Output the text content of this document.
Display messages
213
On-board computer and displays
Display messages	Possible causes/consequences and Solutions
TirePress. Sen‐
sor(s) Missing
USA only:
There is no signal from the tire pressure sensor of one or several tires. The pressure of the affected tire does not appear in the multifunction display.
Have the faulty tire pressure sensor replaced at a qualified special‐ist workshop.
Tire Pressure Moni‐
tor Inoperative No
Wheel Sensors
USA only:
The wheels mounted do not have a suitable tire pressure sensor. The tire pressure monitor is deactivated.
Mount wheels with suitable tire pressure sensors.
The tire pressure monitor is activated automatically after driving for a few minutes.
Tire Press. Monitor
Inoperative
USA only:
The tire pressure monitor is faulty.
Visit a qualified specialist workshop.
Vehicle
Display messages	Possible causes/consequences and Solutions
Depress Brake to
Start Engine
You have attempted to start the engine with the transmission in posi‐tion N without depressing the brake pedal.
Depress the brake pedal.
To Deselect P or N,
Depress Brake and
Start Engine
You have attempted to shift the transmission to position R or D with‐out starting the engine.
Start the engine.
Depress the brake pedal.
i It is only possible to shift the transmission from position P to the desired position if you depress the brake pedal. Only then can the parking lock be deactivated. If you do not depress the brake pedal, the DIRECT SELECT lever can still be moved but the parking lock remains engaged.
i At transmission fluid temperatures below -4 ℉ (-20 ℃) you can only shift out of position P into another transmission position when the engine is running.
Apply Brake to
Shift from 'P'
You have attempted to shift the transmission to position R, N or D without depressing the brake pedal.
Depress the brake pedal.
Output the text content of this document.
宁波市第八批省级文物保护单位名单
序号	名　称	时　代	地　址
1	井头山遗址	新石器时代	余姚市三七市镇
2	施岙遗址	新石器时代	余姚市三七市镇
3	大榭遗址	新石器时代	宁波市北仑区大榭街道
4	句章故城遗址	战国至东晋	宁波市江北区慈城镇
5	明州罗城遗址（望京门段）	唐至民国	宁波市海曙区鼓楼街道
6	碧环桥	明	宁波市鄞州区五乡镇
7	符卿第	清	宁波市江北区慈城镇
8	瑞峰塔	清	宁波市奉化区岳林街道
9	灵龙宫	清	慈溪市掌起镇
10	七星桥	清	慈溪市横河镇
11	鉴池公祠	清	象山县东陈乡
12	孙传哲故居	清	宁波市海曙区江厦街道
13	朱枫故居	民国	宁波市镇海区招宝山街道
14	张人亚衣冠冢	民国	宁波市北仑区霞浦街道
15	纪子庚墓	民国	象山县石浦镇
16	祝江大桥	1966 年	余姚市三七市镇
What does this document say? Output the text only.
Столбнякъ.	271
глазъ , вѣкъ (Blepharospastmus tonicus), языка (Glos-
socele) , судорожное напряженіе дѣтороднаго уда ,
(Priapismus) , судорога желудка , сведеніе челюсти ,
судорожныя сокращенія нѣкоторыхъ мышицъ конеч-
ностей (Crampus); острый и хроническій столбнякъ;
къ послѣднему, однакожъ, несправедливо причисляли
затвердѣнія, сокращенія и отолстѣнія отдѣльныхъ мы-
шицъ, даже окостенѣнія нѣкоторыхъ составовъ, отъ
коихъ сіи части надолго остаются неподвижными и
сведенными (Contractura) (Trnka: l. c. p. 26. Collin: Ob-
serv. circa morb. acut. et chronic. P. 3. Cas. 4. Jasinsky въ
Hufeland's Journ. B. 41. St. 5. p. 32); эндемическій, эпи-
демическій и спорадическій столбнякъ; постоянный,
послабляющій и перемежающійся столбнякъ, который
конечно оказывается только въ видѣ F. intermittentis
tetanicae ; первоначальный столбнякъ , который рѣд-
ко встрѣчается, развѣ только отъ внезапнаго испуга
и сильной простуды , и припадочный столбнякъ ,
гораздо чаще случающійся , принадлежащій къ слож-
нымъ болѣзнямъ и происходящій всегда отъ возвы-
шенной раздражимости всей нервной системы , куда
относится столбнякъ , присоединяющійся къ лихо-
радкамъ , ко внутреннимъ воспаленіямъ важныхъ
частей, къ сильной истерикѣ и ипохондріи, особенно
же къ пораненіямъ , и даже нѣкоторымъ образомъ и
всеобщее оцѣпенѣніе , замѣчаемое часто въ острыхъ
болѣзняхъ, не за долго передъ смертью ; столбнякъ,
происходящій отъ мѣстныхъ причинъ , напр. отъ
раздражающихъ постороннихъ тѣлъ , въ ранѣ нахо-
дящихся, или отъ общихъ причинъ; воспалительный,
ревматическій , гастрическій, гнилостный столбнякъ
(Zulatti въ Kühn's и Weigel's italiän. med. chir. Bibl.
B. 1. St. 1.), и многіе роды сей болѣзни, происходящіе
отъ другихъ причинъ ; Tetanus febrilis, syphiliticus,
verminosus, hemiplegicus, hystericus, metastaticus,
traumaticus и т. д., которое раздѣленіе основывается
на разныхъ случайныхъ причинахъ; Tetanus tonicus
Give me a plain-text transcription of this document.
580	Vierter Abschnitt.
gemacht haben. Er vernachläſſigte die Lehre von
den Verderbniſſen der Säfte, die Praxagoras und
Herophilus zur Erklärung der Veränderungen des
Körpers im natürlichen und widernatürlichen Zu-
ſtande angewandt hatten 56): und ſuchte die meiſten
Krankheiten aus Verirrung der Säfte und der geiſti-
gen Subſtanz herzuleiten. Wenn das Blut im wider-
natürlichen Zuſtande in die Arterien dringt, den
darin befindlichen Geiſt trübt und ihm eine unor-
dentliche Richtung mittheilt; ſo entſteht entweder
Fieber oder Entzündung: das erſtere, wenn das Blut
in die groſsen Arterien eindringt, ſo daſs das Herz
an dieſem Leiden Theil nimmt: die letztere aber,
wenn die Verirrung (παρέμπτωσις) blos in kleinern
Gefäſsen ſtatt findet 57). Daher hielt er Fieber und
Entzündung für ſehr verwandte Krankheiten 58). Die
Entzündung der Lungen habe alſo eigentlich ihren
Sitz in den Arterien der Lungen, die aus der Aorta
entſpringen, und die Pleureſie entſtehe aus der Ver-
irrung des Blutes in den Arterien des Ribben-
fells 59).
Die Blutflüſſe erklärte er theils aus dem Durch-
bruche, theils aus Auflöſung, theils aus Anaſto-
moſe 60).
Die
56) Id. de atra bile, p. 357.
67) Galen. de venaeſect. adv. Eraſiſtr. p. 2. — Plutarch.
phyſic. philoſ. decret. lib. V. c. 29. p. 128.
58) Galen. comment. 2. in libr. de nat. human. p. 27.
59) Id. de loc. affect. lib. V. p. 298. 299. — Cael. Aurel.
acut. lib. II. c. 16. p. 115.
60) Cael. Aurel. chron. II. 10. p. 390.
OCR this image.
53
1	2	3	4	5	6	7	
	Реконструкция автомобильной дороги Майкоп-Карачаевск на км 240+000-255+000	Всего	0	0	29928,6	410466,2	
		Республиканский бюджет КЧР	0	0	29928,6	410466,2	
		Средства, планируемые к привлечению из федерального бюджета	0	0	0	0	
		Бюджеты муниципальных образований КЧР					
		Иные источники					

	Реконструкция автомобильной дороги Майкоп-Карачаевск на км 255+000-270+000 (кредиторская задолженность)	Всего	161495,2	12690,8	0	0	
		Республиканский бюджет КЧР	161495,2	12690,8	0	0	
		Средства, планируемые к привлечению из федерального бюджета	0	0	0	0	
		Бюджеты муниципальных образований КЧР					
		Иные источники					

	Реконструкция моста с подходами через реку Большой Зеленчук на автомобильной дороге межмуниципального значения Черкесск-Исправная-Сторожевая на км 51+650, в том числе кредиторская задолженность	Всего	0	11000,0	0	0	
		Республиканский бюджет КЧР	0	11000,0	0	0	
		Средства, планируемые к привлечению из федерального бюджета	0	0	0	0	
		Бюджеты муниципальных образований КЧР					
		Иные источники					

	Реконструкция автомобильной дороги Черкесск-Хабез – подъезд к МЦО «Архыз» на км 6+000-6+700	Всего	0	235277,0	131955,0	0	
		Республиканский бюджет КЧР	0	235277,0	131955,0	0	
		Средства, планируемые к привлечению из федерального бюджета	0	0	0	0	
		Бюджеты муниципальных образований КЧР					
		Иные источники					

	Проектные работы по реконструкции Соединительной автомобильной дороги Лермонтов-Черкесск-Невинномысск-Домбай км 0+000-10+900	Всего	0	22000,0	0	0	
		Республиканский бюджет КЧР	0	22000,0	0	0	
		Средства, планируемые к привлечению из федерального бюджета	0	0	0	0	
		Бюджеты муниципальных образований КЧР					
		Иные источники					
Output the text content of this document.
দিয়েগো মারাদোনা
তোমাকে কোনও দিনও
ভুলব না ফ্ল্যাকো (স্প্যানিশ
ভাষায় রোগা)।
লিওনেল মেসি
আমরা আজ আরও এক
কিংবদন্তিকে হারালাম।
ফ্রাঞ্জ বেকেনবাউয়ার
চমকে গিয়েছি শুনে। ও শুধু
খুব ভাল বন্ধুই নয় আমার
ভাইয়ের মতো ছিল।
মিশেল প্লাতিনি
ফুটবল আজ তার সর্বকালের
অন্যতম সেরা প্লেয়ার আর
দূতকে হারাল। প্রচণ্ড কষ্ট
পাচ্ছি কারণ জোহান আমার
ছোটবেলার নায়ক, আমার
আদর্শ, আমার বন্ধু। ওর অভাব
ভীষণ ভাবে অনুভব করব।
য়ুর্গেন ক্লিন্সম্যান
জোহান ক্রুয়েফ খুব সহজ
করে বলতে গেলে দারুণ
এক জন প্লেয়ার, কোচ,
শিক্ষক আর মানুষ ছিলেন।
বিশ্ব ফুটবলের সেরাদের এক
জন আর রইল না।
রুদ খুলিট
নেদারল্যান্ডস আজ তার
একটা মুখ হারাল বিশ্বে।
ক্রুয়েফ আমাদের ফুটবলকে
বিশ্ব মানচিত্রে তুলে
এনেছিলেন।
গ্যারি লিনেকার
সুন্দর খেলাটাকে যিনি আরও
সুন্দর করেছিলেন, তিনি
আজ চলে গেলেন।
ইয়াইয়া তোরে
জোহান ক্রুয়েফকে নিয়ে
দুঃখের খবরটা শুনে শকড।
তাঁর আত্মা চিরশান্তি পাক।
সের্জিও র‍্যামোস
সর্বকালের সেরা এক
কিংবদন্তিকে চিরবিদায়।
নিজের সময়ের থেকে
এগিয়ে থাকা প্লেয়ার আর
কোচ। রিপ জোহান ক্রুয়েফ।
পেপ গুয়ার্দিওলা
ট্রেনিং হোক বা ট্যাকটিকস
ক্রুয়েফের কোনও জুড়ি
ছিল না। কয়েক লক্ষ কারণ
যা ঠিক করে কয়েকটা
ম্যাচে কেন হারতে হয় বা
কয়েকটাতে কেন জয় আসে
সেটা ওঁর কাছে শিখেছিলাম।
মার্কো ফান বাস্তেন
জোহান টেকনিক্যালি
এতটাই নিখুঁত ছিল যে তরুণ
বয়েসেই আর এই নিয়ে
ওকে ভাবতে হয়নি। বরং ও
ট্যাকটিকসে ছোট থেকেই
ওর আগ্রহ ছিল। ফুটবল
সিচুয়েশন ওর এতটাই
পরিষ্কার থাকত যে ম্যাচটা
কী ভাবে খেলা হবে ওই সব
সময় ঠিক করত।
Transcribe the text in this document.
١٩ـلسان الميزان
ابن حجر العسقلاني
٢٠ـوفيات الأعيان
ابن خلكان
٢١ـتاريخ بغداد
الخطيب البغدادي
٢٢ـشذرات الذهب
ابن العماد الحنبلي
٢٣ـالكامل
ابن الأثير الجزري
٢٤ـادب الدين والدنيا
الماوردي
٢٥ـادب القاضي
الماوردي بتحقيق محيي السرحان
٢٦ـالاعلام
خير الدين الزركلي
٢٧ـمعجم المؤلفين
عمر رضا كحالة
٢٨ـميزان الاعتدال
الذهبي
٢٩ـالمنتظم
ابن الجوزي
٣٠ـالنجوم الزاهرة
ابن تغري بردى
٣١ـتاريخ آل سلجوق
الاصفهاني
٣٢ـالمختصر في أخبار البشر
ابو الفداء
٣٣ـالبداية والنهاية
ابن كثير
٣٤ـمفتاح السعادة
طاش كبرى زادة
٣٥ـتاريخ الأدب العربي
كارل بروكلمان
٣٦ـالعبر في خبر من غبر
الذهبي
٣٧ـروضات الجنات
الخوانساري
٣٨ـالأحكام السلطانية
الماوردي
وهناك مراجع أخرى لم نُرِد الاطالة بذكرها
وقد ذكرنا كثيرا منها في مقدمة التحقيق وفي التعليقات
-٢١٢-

━━━━━━━━

■ **What is expected**: Check each line of the data above for the word "только", then state how many lines have it. Give the number alone.

■ **Completed task**: 2